### Set problem
Sift the listing for lines that hold the string "something" and pull them out.

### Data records
# # #

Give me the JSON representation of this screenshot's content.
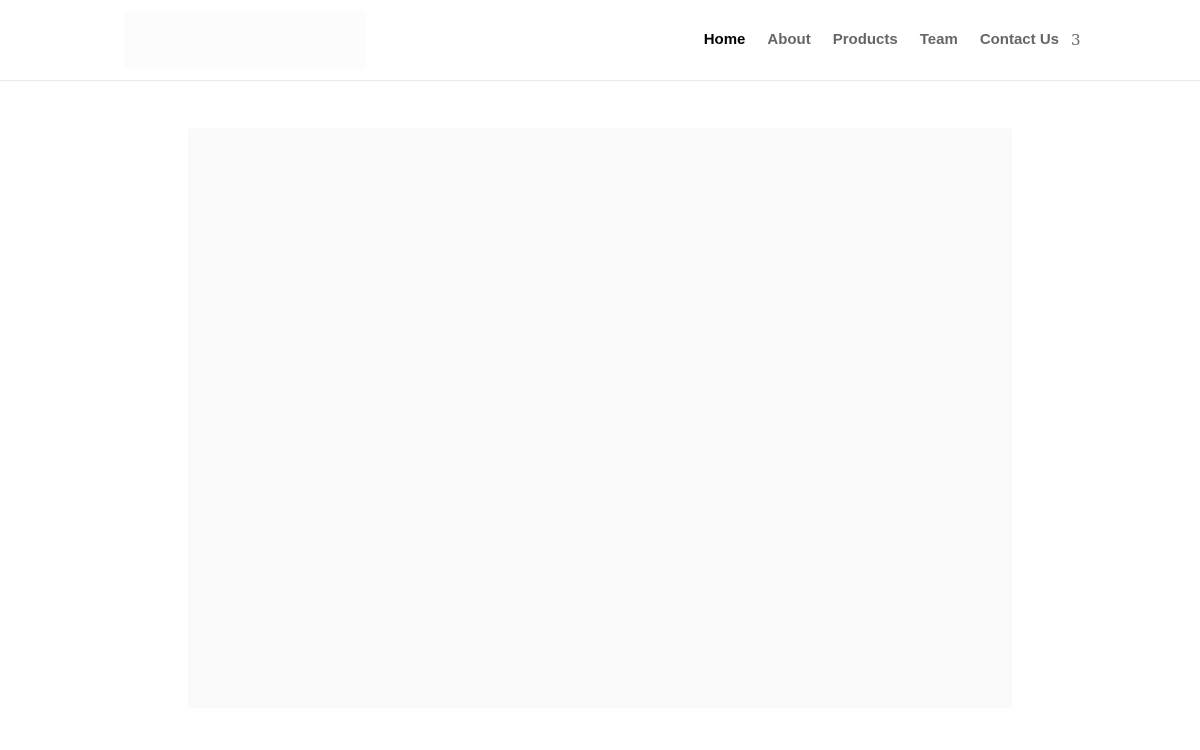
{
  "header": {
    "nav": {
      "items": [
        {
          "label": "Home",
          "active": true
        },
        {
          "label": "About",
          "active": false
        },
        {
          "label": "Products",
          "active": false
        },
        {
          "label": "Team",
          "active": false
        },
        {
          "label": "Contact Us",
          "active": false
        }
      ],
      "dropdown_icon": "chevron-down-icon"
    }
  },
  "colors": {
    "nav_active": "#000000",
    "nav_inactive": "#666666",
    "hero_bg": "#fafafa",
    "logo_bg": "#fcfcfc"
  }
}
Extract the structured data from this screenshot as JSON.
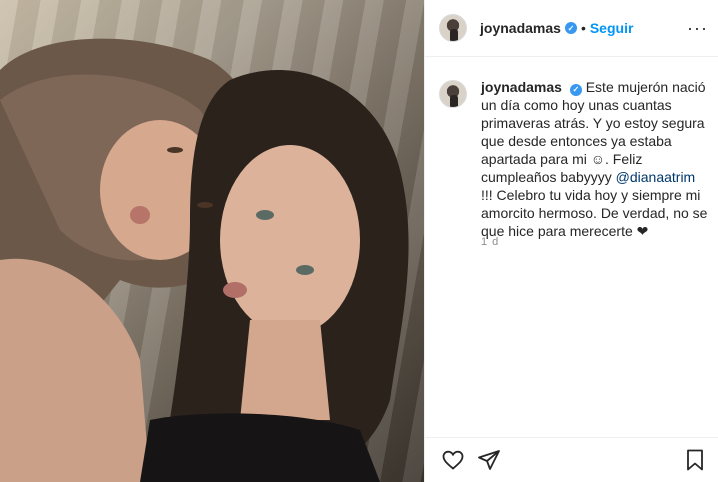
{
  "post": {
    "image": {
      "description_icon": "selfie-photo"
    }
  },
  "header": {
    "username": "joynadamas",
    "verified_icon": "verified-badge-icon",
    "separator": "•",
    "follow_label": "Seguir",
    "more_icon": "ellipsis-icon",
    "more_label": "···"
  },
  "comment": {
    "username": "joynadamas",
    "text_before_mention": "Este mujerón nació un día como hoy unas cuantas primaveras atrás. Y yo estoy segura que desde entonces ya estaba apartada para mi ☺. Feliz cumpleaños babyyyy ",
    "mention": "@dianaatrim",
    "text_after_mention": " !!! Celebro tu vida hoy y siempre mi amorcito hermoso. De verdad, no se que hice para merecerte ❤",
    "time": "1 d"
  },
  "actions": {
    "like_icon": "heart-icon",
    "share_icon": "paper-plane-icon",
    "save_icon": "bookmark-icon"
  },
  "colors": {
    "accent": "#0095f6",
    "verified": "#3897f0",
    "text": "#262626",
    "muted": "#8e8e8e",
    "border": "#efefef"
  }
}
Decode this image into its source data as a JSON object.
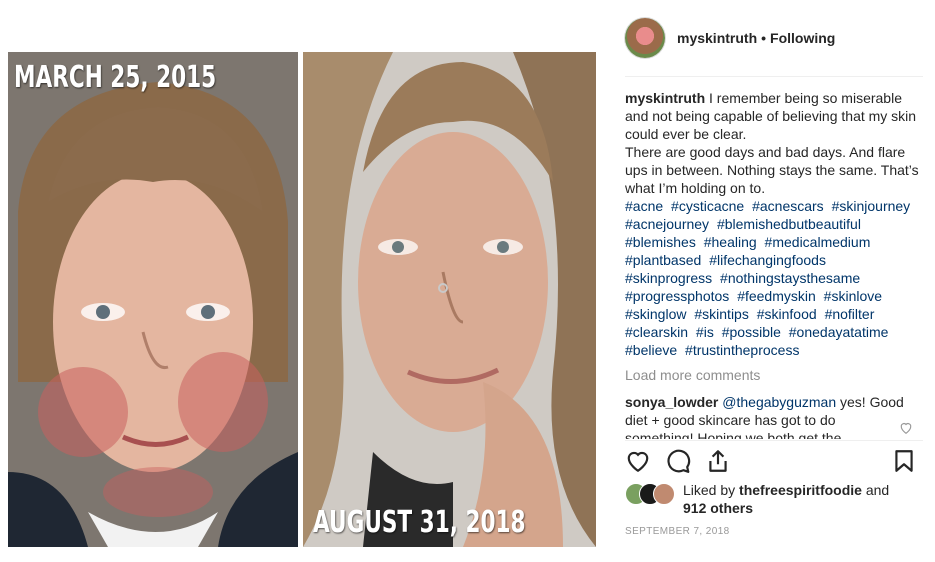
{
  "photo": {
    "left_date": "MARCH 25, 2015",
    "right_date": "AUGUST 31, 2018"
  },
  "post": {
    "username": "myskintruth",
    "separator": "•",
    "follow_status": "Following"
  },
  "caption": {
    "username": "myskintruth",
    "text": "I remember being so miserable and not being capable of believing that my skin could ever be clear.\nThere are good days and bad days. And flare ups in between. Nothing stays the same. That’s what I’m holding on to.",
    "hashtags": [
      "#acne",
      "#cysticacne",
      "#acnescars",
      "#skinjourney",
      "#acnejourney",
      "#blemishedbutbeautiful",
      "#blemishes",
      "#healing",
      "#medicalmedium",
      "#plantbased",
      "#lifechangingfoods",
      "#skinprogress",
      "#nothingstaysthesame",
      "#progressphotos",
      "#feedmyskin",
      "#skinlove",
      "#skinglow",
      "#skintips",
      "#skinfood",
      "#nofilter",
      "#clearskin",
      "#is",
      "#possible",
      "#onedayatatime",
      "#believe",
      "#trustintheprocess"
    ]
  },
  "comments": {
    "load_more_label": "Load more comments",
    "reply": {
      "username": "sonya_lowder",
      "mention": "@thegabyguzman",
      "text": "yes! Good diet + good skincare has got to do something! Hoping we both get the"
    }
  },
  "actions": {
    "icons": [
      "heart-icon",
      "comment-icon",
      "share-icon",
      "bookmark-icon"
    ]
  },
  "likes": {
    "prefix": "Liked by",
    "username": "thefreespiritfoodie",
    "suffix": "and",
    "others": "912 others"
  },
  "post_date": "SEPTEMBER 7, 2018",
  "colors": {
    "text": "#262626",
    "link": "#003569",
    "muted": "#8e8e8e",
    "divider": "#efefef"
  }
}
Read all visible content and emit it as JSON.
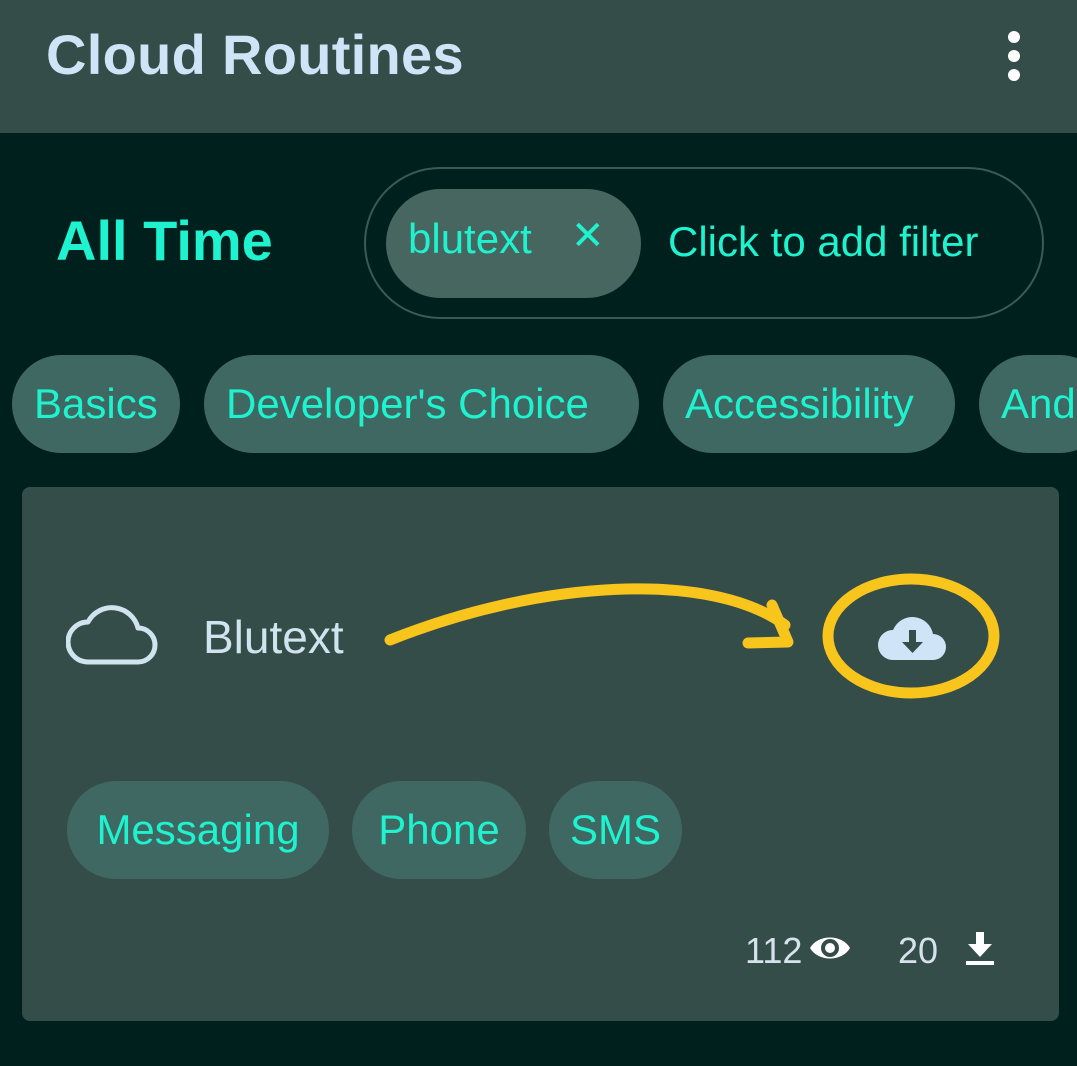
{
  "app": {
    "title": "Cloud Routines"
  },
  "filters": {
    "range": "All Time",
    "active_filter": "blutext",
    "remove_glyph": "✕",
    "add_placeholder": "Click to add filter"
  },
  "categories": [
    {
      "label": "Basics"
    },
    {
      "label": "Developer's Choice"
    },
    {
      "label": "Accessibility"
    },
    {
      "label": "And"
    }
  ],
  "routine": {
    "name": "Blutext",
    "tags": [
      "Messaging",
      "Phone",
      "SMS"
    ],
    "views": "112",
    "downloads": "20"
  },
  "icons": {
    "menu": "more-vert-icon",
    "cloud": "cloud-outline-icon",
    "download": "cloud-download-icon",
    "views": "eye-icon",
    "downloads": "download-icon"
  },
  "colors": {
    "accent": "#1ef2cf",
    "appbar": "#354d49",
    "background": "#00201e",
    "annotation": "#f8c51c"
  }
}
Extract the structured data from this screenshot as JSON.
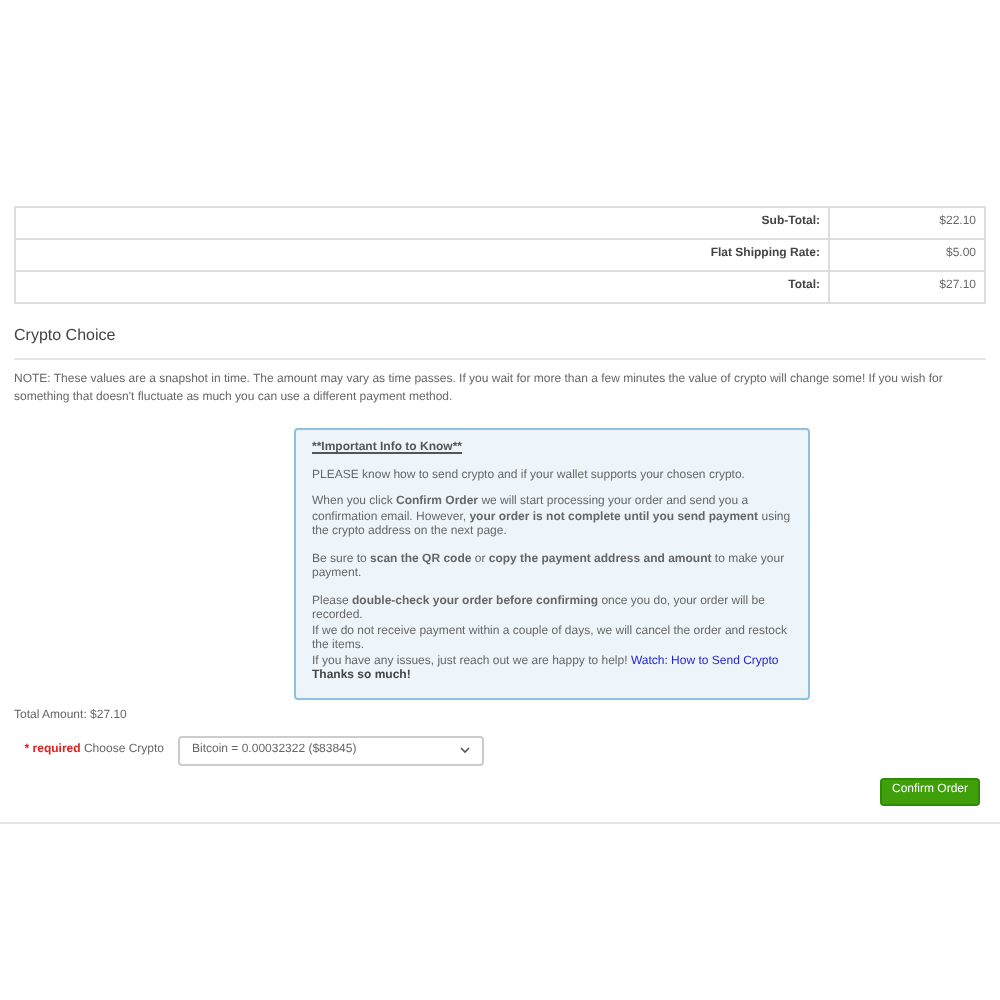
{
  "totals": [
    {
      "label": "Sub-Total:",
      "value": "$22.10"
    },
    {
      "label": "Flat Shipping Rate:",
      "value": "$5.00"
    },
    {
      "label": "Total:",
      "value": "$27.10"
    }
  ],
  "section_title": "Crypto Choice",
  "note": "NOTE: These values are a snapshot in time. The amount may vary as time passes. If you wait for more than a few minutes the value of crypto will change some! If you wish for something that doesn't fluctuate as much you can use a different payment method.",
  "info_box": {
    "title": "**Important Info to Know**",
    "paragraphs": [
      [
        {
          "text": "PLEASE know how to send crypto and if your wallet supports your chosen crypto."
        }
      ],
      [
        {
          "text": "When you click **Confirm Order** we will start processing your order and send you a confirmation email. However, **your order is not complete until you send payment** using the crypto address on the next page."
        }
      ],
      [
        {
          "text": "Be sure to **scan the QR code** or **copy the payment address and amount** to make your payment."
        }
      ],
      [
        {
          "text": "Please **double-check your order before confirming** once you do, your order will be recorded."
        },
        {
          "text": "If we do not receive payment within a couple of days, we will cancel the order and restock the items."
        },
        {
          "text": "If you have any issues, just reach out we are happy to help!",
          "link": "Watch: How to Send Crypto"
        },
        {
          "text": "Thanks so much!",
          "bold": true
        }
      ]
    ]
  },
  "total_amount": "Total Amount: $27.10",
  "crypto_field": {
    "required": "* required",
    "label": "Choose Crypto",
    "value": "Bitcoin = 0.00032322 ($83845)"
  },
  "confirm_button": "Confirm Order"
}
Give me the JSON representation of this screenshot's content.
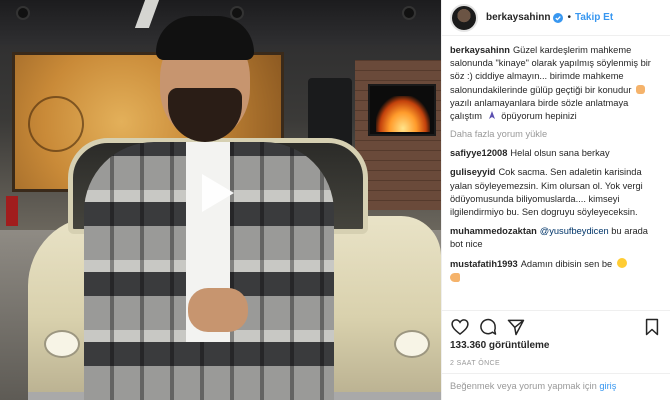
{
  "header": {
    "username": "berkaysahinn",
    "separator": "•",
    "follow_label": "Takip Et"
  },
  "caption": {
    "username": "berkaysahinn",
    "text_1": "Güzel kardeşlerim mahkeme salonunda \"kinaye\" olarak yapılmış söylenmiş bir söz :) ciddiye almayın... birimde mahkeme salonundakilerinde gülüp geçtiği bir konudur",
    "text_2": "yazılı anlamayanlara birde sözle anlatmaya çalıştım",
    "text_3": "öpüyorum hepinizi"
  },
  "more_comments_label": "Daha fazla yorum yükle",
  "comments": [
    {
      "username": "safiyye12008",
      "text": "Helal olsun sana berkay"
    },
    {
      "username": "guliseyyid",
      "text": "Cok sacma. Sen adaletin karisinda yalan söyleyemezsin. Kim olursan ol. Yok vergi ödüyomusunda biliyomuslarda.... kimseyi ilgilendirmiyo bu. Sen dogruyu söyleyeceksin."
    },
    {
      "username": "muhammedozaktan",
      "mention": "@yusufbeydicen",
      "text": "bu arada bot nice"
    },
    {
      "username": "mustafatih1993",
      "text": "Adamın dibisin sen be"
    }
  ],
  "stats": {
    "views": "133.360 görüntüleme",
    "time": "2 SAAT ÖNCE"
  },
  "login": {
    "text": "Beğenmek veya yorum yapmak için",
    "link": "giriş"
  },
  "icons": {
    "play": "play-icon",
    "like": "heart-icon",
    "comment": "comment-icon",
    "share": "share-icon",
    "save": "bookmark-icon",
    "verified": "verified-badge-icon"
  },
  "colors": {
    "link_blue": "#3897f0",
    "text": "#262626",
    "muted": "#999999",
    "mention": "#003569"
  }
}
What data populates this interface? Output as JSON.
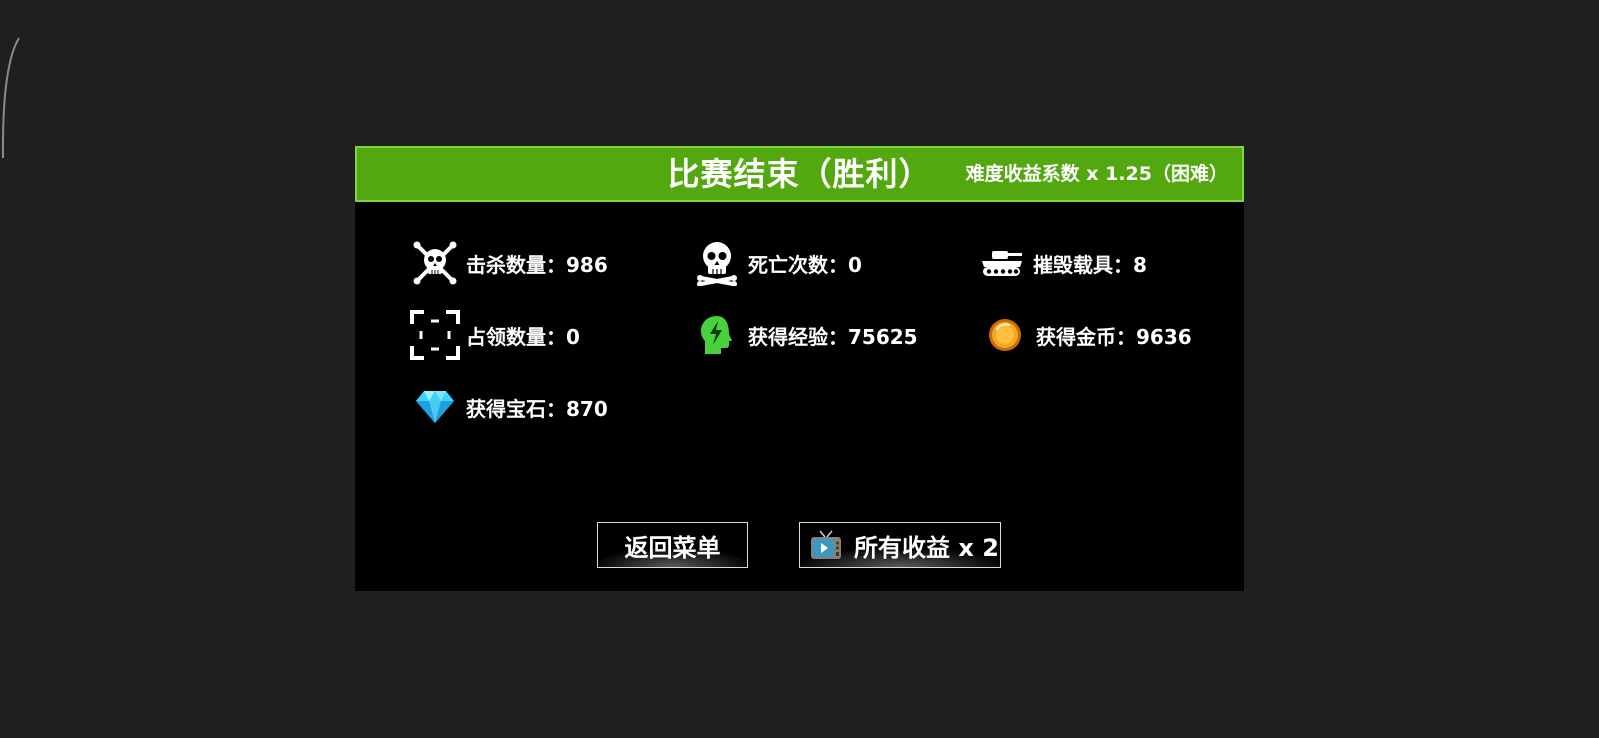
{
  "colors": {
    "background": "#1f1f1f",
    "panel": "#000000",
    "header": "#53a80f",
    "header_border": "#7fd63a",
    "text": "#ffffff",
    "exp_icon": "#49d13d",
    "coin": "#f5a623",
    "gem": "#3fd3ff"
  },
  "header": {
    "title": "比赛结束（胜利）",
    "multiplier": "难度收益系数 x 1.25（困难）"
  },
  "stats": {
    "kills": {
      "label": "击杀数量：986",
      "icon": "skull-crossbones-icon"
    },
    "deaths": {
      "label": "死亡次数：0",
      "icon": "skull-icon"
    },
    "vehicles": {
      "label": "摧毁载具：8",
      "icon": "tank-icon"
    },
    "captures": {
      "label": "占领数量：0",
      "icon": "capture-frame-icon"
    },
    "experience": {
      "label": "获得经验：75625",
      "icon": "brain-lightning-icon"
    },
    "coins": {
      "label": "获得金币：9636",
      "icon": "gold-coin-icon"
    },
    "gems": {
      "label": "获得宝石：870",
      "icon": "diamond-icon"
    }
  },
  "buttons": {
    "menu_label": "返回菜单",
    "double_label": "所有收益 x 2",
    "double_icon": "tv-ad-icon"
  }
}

# # #

### Completed task
      "text": "yes! Good diet + good skincare has got to do something! Hoping we both get the"
  "note": "NOTE: These values are a snapshot in time. The amount may vary as time passes. If you wait for more than a few minutes the value of crypto will change some! If you wish for something that doesn't fluctuate as much you can use a different payment method.",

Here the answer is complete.